====== Supplied material

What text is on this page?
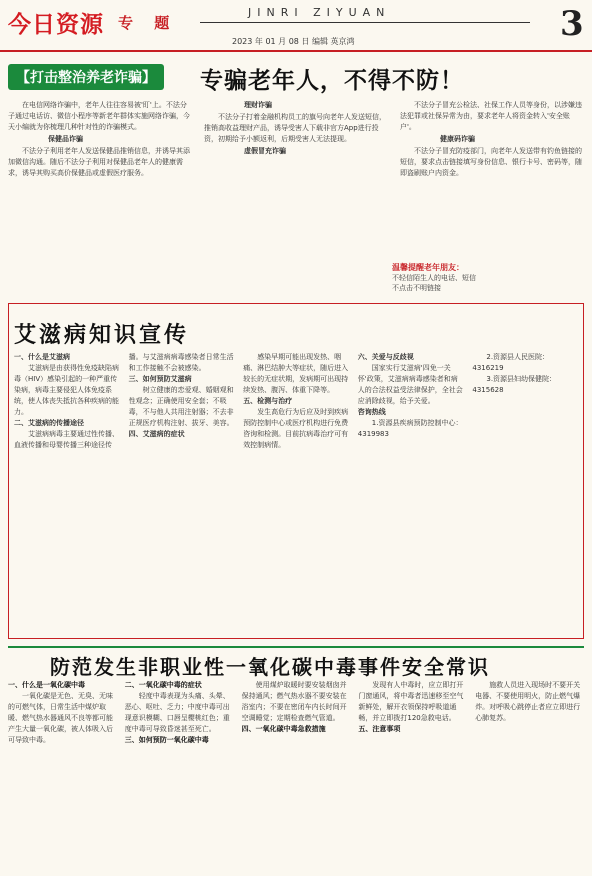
今日资源 专 题
JINRI ZIYUAN
2023 年 01 月 08 日 编辑 英京鸿	3
【打击整治养老诈骗】	专骗老年人，不得不防！

在电信网络诈骗中，老年人往往容易被'盯'上。不法分子通过电话访、微信小程序等新老年群体实施网络诈骗，今天小编就为你梳理几种针对性的诈骗模式。

保健品诈骗

不法分子利用老年人发送保健品推销信息，并诱导其添加微信沟通。随后不法分子利用对保健品老年人的健康需求，诱导其购买高价保健品或虚假医疗服务。

理财诈骗

不法分子打着金融机构员工的旗号向老年人发送短信，推销高收益理财产品，诱导受害人下载非官方App进行投资，初期给予小额返利，后期受害人无法提现。

虚假冒充诈骗

不法分子冒充公检法、社保工作人员等身份，以涉嫌违法犯罪或社保异常为由，要求老年人将资金转入'安全账户'。

健康码诈骗

不法分子冒充防疫部门，向老年人发送带有钓鱼链接的短信，要求点击链接填写身份信息、银行卡号、密码等，随即盗刷账户内资金。

温馨提醒老年朋友：
不轻信陌生人的电话、短信
不点击不明链接
艾滋病知识宣传

一、什么是艾滋病

艾滋病是由获得性免疫缺陷病毒（HIV）感染引起的一种严重传染病，病毒主要侵犯人体免疫系统，使人体丧失抵抗各种疾病的能力。

二、艾滋病的传播途径

艾滋病病毒主要通过性传播、血液传播和母婴传播三种途径传播。与艾滋病病毒感染者日常生活和工作接触不会被感染。

三、如何预防艾滋病

树立健康的恋爱观、婚姻观和性观念；正确使用安全套；不吸毒，不与他人共用注射器；不去非正规医疗机构注射、拔牙、美容。

四、艾滋病的症状

感染早期可能出现发热、咽痛、淋巴结肿大等症状，随后进入较长的无症状期，发病期可出现持续发热、腹泻、体重下降等。

五、检测与治疗

发生高危行为后应及时到疾病预防控制中心或医疗机构进行免费咨询和检测。目前抗病毒治疗可有效控制病情。

六、关爱与反歧视

国家实行艾滋病'四免一关怀'政策，艾滋病病毒感染者和病人的合法权益受法律保护，全社会应消除歧视，给予关爱。

咨询热线

1.资源县疾病预防控制中心：4319983

2.资源县人民医院：4316219

3.资源县妇幼保健院：4315628

防范发生非职业性一氧化碳中毒事件安全常识

一、什么是一氧化碳中毒

一氧化碳是无色、无臭、无味的可燃气体，日常生活中煤炉取暖、燃气热水器通风不良等都可能产生大量一氧化碳，被人体吸入后可导致中毒。

二、一氧化碳中毒的症状

轻度中毒表现为头痛、头晕、恶心、呕吐、乏力；中度中毒可出现意识模糊、口唇呈樱桃红色；重度中毒可导致昏迷甚至死亡。

三、如何预防一氧化碳中毒

使用煤炉取暖时要安装烟囱并保持通风；燃气热水器不要安装在浴室内；不要在密闭车内长时间开空调睡觉；定期检查燃气管道。

四、一氧化碳中毒急救措施

发现有人中毒时，应立即打开门窗通风，将中毒者迅速移至空气新鲜处，解开衣领保持呼吸道通畅，并立即拨打120急救电话。

五、注意事项

施救人员进入现场时不要开关电器、不要使用明火，防止燃气爆炸。对呼吸心跳停止者应立即进行心肺复苏。
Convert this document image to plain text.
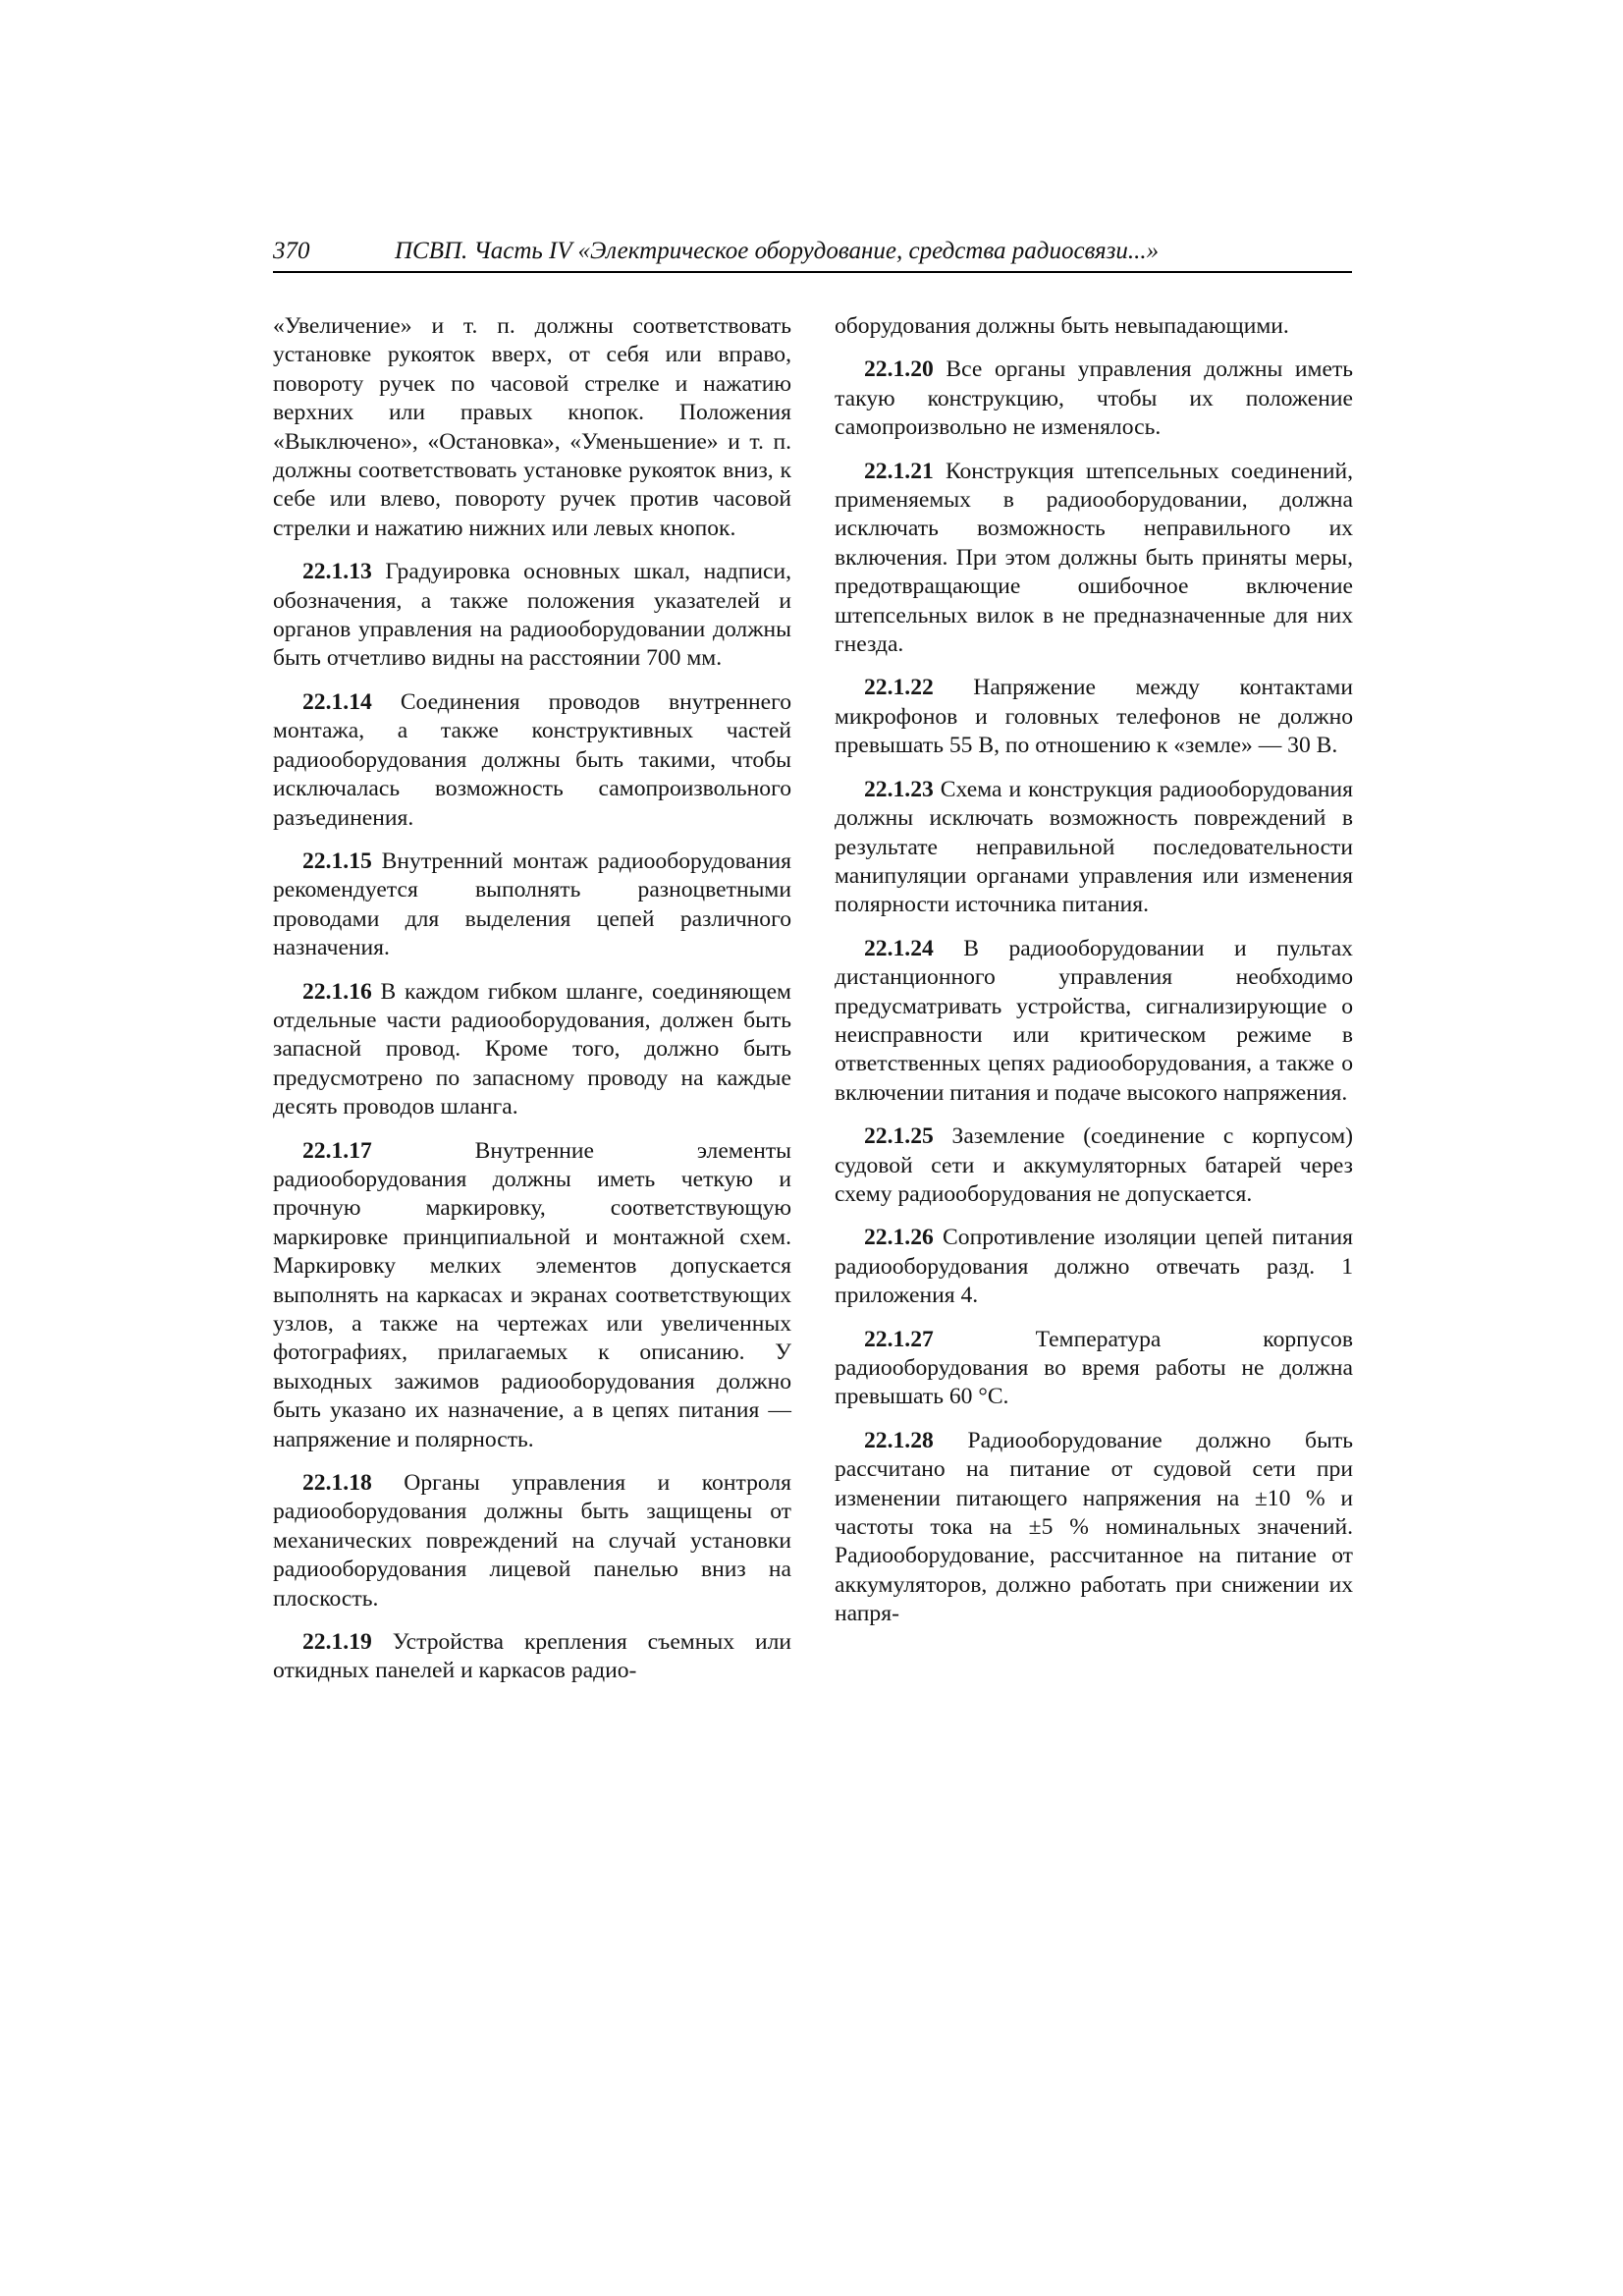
370	ПСВП. Часть IV «Электрическое оборудование, средства радиосвязи...»

«Увеличение» и т. п. должны соответствовать установке рукояток вверх, от себя или вправо, повороту ручек по часовой стрелке и нажатию верхних или правых кнопок. Положения «Выключено», «Остановка», «Уменьшение» и т. п. должны соответствовать установке рукояток вниз, к себе или влево, повороту ручек против часовой стрелки и нажатию нижних или левых кнопок.

22.1.13 Градуировка основных шкал, надписи, обозначения, а также положения указателей и органов управления на радиооборудовании должны быть отчетливо видны на расстоянии 700 мм.

22.1.14 Соединения проводов внутреннего монтажа, а также конструктивных частей радиооборудования должны быть такими, чтобы исключалась возможность самопроизвольного разъединения.

22.1.15 Внутренний монтаж радиооборудования рекомендуется выполнять разноцветными проводами для выделения цепей различного назначения.

22.1.16 В каждом гибком шланге, соединяющем отдельные части радиооборудования, должен быть запасной провод. Кроме того, должно быть предусмотрено по запасному проводу на каждые десять проводов шланга.

22.1.17	Внутренние элементы радиооборудования должны иметь четкую и прочную маркировку, соответствующую маркировке принципиальной и монтажной схем. Маркировку мелких элементов допускается выполнять на каркасах и экранах соответствующих узлов, а также на чертежах или увеличенных фотографиях, прилагаемых к описанию. У выходных зажимов радиооборудования должно быть указано их назначение, а в цепях питания — напряжение и полярность.

22.1.18 Органы управления и контроля радиооборудования должны быть защищены от механических повреждений на случай установки радиооборудования лицевой панелью вниз на плоскость.

22.1.19 Устройства крепления съемных или откидных панелей и каркасов радио-

оборудования должны быть невыпадающими.

22.1.20 Все органы управления должны иметь такую конструкцию, чтобы их положение самопроизвольно не изменялось.

22.1.21 Конструкция штепсельных соединений, применяемых в радиооборудовании, должна исключать возможность неправильного их включения. При этом должны быть приняты меры, предотвращающие ошибочное включение штепсельных вилок в не предназначенные для них гнезда.

22.1.22 Напряжение между контактами микрофонов и головных телефонов не должно превышать 55 В, по отношению к «земле» — 30 В.

22.1.23 Схема и конструкция радиооборудования должны исключать возможность повреждений в результате неправильной последовательности манипуляции органами управления или изменения полярности источника питания.

22.1.24 В радиооборудовании и пультах дистанционного управления необходимо предусматривать устройства, сигнализирующие о неисправности или критическом режиме в ответственных цепях радиооборудования, а также о включении питания и подаче высокого напряжения.

22.1.25 Заземление (соединение с корпусом) судовой сети и аккумуляторных батарей через схему радиооборудования не допускается.

22.1.26 Сопротивление изоляции цепей питания радиооборудования должно отвечать разд. 1 приложения 4.

22.1.27	Температура корпусов радиооборудования во время работы не должна превышать 60 °С.

22.1.28 Радиооборудование должно быть рассчитано на питание от судовой сети при изменении питающего напряжения на ±10 % и частоты тока на ±5 % номинальных значений. Радиооборудование, рассчитанное на питание от аккумуляторов, должно работать при снижении их напря-
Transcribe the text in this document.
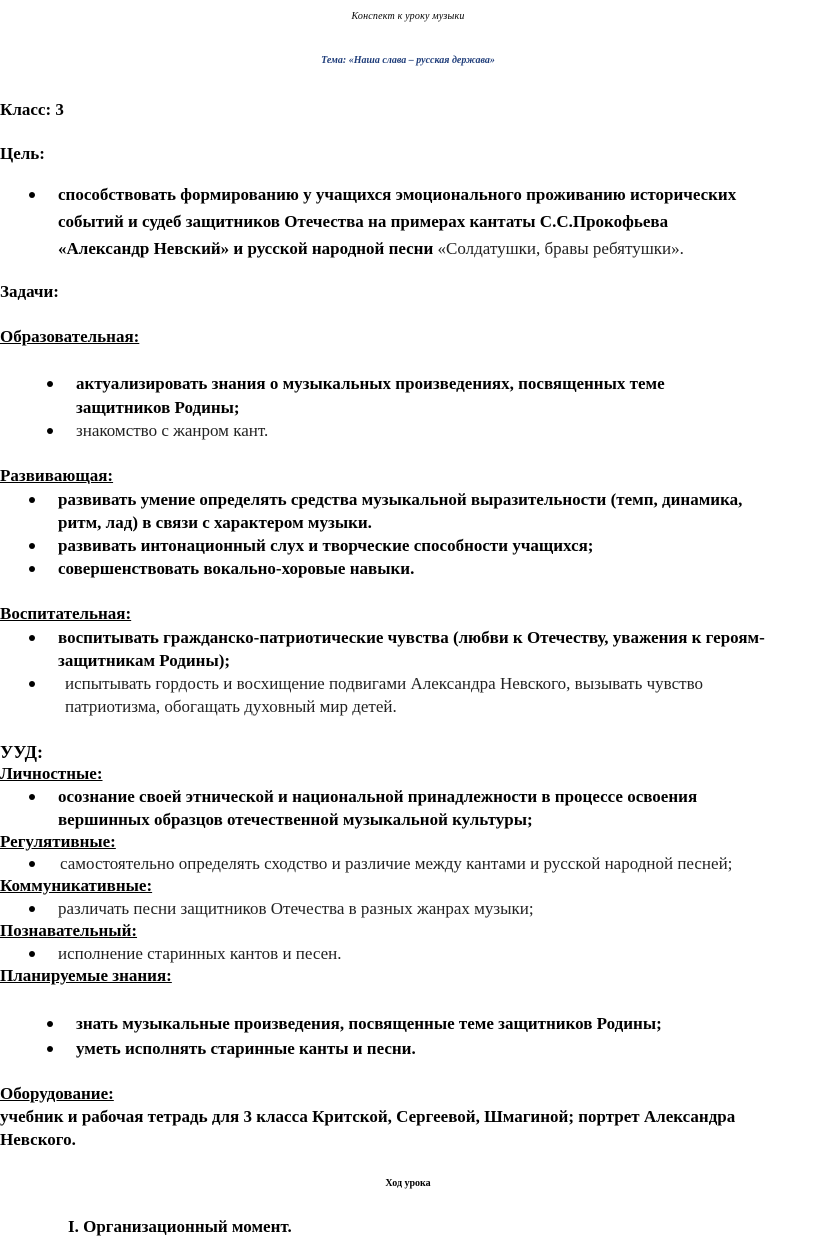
Конспект к уроку музыки
Тема: «Наша слава – русская держава»
Класс: 3
Цель:
способствовать формированию у учащихся эмоционального проживанию исторических
событий и судеб защитников Отечества на примерах кантаты С.С.Прокофьева
«Александр Невский» и русской народной песни «Солдатушки, бравы ребятушки».
Задачи:
Образовательная:
актуализировать знания о музыкальных произведениях, посвященных теме
защитников Родины;
знакомство с жанром кант.
Развивающая:
развивать умение определять средства музыкальной выразительности (темп, динамика,
ритм, лад) в связи с характером музыки.
развивать интонационный слух и творческие способности учащихся;
совершенствовать вокально-хоровые навыки.
Воспитательная:
воспитывать гражданско-патриотические чувства (любви к Отечеству, уважения к героям-
защитникам Родины);
испытывать гордость и восхищение подвигами Александра Невского, вызывать чувство
патриотизма, обогащать духовный мир детей.
УУД:
Личностные:
осознание своей этнической и национальной принадлежности в процессе освоения
вершинных образцов отечественной музыкальной культуры;
Регулятивные:
самостоятельно определять сходство и различие между кантами и русской народной песней;
Коммуникативные:
различать песни защитников Отечества в разных жанрах музыки;
Познавательный:
исполнение старинных кантов и песен.
Планируемые знания:
знать музыкальные произведения, посвященные теме защитников Родины;
уметь исполнять старинные канты и песни.
Оборудование:
учебник и рабочая тетрадь для 3 класса Критской, Сергеевой, Шмагиной; портрет Александра
Невского.
Ход урока
I. Организационный момент.
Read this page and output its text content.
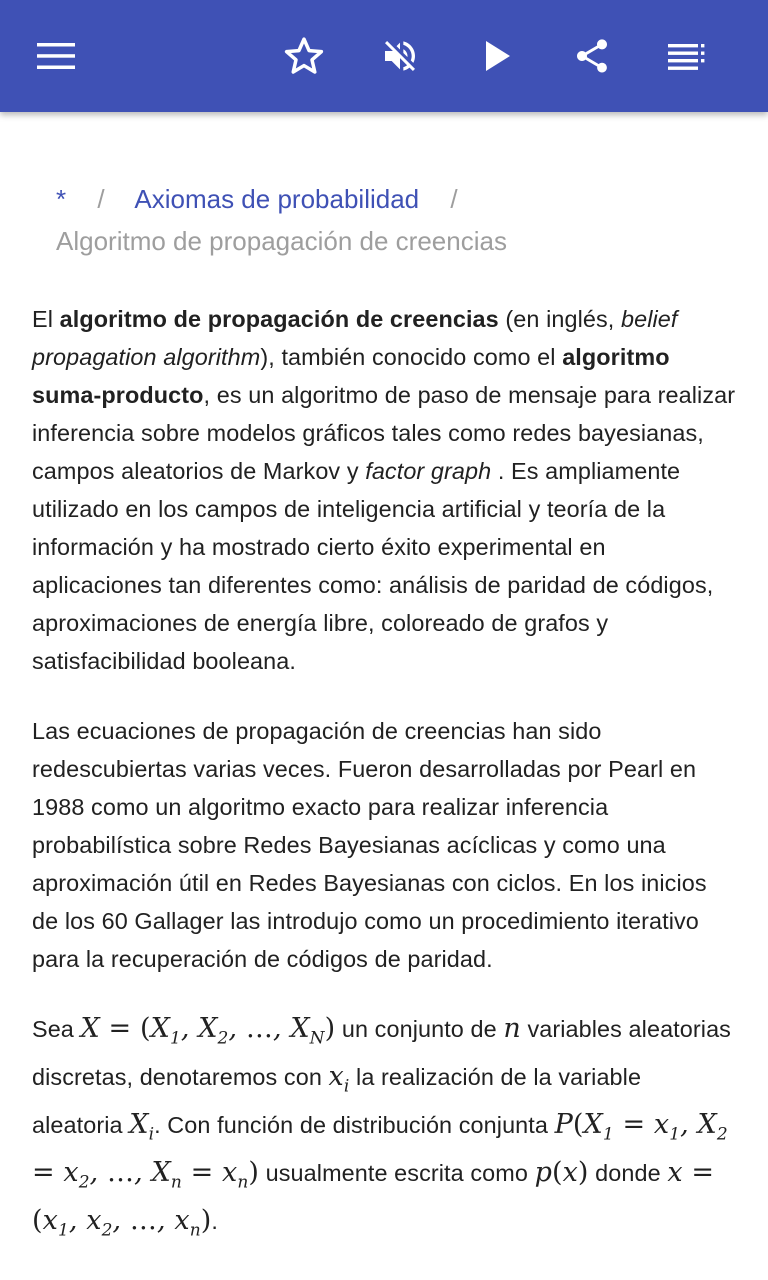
* / Axiomas de probabilidad /
Algoritmo de propagación de creencias

El algoritmo de propagación de creencias (en inglés, belief propagation algorithm), también conocido como el algoritmo suma-producto, es un algoritmo de paso de mensaje para realizar inferencia sobre modelos gráficos tales como redes bayesianas, campos aleatorios de Markov y factor graph . Es ampliamente utilizado en los campos de inteligencia artificial y teoría de la información y ha mostrado cierto éxito experimental en aplicaciones tan diferentes como: análisis de paridad de códigos, aproximaciones de energía libre, coloreado de grafos y satisfacibilidad booleana.

Las ecuaciones de propagación de creencias han sido redescubiertas varias veces. Fueron desarrolladas por Pearl en 1988 como un algoritmo exacto para realizar inferencia probabilística sobre Redes Bayesianas acíclicas y como una aproximación útil en Redes Bayesianas con ciclos. En los inicios de los 60 Gallager las introdujo como un procedimiento iterativo para la recuperación de códigos de paridad.

Sea $X = (X_1$, $X_2$, …, $X_N$) un conjunto de n variables aleatorias discretas, denotaremos con $x_i$ la realización de la variable aleatoria $X_i$. Con función de distribución conjunta $P(X_1 = x_1$, $X_2 = x_2$, …, $X_n = x_n$) usualmente escrita como p(x) donde $x = (x_1$, $x_2$, …, $x_n$).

============

(Goal) Look through the material and copy each line that has "радиооборудовании".

(Solution for this exercise)
22.1.13 Градуировка основных шкал, надписи, обозначения, а также положения указателей и органов управления на радиооборудовании должны быть отчетливо видны на расстоянии 700 мм.
22.1.21 Конструкция штепсельных соединений, применяемых в радиооборудовании, должна исключать возможность неправильного их включения. При этом должны быть приняты меры, предотвращающие ошибочное включение штепсельных вилок в не предназначенные для них гнезда.
22.1.24 В радиооборудовании и пультах дистанционного управления необходимо предусматривать устройства, сигнализирующие о неисправности или критическом режиме в ответственных цепях радиооборудования, а также о включении питания и подаче высокого напряжения.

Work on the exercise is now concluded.